*Challenge:* Within the records that follow, find every line containing the string "style". Copy those lines.

* * * * * * * * *

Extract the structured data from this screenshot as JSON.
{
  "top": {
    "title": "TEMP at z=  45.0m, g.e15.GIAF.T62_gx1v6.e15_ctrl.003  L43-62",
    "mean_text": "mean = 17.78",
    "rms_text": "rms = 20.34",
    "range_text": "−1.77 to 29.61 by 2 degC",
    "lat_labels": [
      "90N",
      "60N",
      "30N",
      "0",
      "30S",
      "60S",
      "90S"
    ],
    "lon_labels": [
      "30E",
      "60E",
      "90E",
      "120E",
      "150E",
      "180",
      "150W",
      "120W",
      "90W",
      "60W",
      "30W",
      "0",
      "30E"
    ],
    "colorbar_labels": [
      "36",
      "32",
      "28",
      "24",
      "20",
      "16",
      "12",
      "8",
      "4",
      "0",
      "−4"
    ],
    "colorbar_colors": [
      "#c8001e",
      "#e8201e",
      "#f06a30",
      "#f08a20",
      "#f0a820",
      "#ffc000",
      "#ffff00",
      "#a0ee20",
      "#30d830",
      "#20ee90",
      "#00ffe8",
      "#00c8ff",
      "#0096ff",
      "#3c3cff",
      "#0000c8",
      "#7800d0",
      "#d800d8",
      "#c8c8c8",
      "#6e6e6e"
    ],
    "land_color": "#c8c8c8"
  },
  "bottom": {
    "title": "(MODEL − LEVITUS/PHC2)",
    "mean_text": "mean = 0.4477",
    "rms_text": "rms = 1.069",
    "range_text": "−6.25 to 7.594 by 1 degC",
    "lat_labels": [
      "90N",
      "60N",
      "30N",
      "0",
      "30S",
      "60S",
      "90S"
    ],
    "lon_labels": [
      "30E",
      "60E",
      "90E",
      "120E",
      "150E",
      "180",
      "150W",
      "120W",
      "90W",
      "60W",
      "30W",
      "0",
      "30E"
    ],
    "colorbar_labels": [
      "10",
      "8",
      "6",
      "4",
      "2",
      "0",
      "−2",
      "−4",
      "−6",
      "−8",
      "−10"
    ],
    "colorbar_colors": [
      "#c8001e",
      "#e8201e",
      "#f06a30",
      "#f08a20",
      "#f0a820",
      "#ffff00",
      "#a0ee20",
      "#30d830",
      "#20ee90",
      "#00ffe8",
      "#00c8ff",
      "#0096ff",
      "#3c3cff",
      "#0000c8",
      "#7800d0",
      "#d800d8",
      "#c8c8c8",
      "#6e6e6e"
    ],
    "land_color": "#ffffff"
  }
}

* * * * * * * * *

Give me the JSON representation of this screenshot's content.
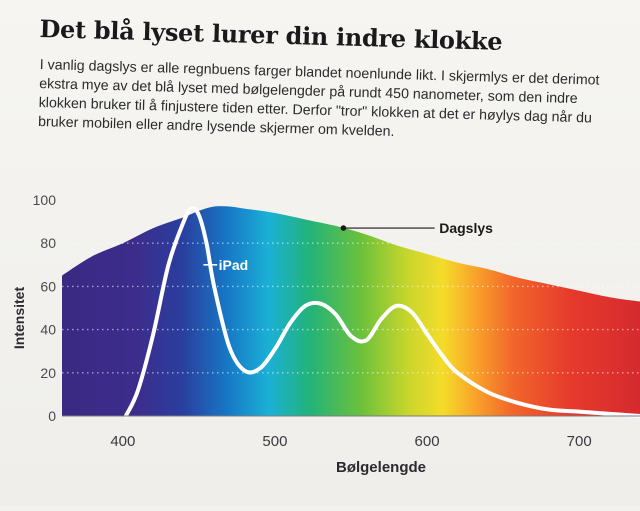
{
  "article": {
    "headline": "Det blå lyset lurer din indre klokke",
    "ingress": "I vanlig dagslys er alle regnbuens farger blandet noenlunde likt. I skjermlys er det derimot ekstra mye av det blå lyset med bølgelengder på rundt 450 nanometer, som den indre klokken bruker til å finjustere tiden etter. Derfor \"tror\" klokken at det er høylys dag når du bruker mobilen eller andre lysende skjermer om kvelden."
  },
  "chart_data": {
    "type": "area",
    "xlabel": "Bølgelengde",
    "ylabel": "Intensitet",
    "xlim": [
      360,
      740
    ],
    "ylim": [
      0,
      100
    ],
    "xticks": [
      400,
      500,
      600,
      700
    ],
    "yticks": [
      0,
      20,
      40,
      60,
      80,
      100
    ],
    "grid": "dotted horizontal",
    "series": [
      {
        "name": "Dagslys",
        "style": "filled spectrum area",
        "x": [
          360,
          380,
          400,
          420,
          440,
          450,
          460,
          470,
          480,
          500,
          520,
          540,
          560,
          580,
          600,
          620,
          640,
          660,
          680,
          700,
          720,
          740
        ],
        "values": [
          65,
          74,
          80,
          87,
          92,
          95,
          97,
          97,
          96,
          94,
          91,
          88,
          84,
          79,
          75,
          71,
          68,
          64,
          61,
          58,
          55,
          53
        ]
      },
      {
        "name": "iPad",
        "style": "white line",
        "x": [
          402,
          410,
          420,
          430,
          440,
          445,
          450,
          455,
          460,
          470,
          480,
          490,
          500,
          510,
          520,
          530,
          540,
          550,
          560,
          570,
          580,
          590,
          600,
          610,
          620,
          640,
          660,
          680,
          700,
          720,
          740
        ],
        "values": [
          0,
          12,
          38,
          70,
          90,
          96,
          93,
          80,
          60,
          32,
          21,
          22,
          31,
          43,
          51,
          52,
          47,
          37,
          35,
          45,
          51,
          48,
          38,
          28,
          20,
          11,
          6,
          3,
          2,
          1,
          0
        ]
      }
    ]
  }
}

* * * * * * * * *

*Expected answer:*
        "style": "filled spectrum area",
        "style": "white line",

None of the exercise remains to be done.